Dataset records on visual material
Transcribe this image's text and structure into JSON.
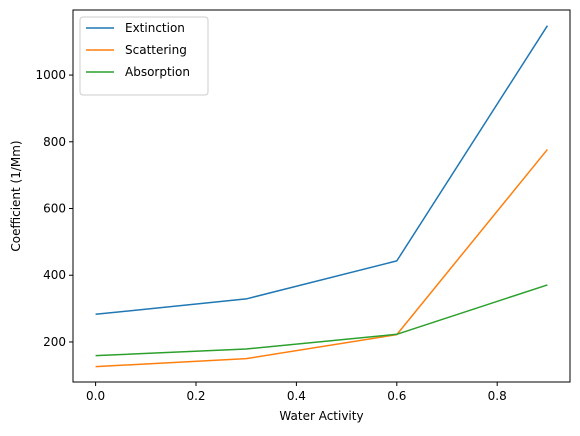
{
  "chart_data": {
    "type": "line",
    "title": "",
    "xlabel": "Water Activity",
    "ylabel": "Coefficient (1/Mm)",
    "xlim": [
      -0.045,
      0.945
    ],
    "ylim": [
      80,
      1195
    ],
    "x_ticks": [
      0.0,
      0.2,
      0.4,
      0.6,
      0.8
    ],
    "x_tick_labels": [
      "0.0",
      "0.2",
      "0.4",
      "0.6",
      "0.8"
    ],
    "y_ticks": [
      200,
      400,
      600,
      800,
      1000
    ],
    "y_tick_labels": [
      "200",
      "400",
      "600",
      "800",
      "1000"
    ],
    "grid": false,
    "legend_position": "top-left",
    "x": [
      0.0,
      0.3,
      0.6,
      0.9
    ],
    "series": [
      {
        "name": "Extinction",
        "color": "#1f77b4",
        "values": [
          283,
          329,
          443,
          1148
        ]
      },
      {
        "name": "Scattering",
        "color": "#ff7f0e",
        "values": [
          126,
          150,
          222,
          777
        ]
      },
      {
        "name": "Absorption",
        "color": "#2ca02c",
        "values": [
          159,
          179,
          223,
          371
        ]
      }
    ]
  }
}
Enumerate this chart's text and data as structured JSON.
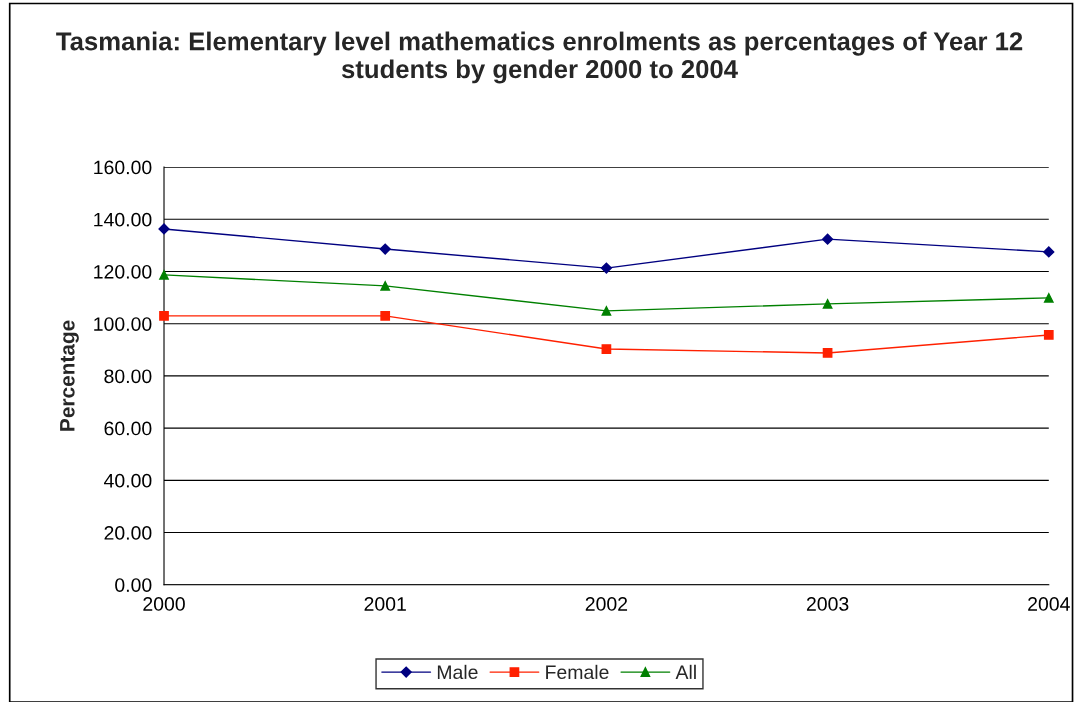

> PROBLEM TO SOLVE:
A line counts if it holds the word "name". Work out how many lines in the listing count, and give only that number.

> OUTPUT BELOW:
3